[Excerpts from a figure dataset]

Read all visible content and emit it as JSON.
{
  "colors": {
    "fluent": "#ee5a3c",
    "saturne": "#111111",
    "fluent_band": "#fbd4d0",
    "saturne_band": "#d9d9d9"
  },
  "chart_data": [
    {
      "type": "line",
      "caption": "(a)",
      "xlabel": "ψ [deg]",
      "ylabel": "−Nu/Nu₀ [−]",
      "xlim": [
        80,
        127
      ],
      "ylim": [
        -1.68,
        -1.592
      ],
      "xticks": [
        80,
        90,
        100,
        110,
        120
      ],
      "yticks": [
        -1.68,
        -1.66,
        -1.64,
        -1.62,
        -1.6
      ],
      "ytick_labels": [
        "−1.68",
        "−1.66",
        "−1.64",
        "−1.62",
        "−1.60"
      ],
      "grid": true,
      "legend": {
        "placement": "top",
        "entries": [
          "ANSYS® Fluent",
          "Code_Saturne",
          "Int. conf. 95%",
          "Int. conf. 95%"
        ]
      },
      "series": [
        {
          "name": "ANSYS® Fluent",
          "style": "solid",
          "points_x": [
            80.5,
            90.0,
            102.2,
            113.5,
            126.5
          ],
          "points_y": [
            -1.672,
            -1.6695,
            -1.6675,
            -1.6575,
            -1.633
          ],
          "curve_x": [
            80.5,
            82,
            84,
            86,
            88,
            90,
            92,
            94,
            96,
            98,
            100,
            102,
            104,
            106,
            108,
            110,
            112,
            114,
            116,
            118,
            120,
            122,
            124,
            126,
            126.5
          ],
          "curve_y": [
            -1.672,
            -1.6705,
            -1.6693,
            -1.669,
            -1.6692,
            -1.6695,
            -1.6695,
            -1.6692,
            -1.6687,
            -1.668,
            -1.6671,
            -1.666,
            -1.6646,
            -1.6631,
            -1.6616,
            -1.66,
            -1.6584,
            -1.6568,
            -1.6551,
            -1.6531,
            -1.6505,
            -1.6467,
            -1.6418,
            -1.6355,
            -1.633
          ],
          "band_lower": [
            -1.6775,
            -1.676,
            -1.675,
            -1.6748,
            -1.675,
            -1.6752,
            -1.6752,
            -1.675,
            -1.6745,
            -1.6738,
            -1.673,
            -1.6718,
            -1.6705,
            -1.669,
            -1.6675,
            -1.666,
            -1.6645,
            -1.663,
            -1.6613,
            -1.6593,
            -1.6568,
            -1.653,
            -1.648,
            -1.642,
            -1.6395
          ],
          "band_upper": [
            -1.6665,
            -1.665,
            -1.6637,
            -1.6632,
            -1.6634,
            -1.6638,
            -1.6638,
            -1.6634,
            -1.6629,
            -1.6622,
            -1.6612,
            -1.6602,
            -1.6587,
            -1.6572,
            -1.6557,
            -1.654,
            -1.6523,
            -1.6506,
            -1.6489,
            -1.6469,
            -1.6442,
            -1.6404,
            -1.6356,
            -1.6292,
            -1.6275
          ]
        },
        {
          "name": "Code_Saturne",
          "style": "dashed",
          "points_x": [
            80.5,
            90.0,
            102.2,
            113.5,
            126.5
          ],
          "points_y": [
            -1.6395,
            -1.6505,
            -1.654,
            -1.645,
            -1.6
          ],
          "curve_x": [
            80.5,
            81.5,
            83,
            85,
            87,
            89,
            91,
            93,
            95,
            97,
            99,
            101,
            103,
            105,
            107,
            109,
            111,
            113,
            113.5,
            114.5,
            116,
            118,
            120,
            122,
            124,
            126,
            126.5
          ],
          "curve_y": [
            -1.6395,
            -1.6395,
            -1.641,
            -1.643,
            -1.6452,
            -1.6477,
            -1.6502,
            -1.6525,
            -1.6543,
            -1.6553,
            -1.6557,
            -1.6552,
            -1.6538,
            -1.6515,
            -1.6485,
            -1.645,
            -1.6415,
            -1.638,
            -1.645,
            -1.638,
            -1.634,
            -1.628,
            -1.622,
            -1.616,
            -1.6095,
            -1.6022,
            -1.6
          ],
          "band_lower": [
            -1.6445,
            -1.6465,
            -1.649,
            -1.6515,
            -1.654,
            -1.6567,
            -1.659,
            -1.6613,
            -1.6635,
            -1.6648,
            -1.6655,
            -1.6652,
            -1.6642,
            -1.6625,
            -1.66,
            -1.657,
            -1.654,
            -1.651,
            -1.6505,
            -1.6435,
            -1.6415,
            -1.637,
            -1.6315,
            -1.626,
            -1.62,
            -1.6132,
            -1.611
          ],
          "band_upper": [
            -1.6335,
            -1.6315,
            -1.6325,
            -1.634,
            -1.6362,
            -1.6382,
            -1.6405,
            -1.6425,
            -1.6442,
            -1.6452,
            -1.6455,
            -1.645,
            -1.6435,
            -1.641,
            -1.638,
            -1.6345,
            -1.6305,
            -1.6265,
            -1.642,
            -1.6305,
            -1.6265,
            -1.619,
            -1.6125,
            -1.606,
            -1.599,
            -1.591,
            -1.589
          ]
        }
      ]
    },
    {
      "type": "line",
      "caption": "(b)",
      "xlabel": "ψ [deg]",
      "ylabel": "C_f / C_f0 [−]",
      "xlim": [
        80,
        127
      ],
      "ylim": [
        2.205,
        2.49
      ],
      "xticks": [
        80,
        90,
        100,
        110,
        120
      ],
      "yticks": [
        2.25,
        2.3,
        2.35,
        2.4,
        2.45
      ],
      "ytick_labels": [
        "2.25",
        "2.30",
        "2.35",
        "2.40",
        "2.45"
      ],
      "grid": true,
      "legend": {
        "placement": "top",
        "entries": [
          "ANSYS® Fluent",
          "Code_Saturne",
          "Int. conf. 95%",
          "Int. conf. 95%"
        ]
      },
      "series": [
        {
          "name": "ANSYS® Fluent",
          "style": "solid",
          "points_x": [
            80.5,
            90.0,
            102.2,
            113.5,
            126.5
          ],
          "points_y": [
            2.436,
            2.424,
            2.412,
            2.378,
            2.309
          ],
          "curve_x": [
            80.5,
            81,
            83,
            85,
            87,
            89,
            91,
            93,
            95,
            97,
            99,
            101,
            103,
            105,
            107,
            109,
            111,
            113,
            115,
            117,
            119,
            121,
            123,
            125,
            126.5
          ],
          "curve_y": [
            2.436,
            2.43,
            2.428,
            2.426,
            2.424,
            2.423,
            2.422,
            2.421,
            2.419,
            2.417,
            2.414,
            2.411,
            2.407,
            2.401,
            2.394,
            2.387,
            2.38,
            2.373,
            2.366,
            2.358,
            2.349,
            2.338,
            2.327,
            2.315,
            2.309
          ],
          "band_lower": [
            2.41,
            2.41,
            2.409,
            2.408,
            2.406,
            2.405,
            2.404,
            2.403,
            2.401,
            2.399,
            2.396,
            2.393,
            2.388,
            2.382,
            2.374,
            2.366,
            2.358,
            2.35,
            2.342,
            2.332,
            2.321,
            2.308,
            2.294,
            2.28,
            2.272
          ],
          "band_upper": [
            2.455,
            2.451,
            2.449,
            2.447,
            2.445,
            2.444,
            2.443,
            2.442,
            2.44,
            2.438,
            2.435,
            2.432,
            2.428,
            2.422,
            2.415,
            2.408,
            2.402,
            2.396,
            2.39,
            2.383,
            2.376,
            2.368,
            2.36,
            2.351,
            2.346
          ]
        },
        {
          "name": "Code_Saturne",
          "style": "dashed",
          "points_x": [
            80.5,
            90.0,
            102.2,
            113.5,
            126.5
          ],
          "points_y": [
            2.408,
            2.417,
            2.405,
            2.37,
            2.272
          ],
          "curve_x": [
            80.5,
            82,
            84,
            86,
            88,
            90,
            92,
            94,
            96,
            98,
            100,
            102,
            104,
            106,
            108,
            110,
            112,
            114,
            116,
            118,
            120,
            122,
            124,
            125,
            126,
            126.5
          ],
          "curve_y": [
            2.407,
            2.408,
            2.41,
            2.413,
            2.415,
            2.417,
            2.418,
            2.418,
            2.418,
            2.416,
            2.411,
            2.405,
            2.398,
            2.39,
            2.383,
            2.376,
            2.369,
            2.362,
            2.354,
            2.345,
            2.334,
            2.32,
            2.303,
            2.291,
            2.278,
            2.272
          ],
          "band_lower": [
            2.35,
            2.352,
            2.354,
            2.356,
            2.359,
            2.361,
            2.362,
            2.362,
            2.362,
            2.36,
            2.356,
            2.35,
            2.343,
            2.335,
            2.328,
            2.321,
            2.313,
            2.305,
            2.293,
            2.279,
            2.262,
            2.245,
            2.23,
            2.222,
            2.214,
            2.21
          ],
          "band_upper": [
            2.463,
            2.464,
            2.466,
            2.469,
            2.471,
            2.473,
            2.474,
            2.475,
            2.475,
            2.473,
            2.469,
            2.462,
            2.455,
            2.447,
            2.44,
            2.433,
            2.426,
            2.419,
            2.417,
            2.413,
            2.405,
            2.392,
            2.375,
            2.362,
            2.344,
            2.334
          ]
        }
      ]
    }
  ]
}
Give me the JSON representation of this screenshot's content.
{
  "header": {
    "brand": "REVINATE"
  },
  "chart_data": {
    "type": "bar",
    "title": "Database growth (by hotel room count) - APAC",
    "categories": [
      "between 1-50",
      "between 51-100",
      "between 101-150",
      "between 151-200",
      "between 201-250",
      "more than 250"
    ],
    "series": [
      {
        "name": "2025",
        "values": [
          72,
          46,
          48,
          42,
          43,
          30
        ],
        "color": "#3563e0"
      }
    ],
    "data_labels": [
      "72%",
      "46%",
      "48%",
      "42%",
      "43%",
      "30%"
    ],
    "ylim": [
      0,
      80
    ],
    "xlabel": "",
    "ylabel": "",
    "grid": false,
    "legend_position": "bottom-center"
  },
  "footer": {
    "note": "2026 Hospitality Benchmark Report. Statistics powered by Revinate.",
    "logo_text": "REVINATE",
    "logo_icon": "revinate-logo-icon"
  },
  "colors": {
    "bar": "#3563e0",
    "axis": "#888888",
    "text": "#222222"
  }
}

▸ **SHORT PROBLEM**: Set down, unchanged, the line that contains "Give me the" together with every later line in the records, through the last one.

▸ **COMPLETE ANSWER**:
Give me the JSON representation of this screenshot's content.
{
  "header": {
    "brand": "REVINATE"
  },
  "chart_data": {
    "type": "bar",
    "title": "Database growth (by hotel room count) - APAC",
    "categories": [
      "between 1-50",
      "between 51-100",
      "between 101-150",
      "between 151-200",
      "between 201-250",
      "more than 250"
    ],
    "series": [
      {
        "name": "2025",
        "values": [
          72,
          46,
          48,
          42,
          43,
          30
        ],
        "color": "#3563e0"
      }
    ],
    "data_labels": [
      "72%",
      "46%",
      "48%",
      "42%",
      "43%",
      "30%"
    ],
    "ylim": [
      0,
      80
    ],
    "xlabel": "",
    "ylabel": "",
    "grid": false,
    "legend_position": "bottom-center"
  },
  "footer": {
    "note": "2026 Hospitality Benchmark Report. Statistics powered by Revinate.",
    "logo_text": "REVINATE",
    "logo_icon": "revinate-logo-icon"
  },
  "colors": {
    "bar": "#3563e0",
    "axis": "#888888",
    "text": "#222222"
  }
}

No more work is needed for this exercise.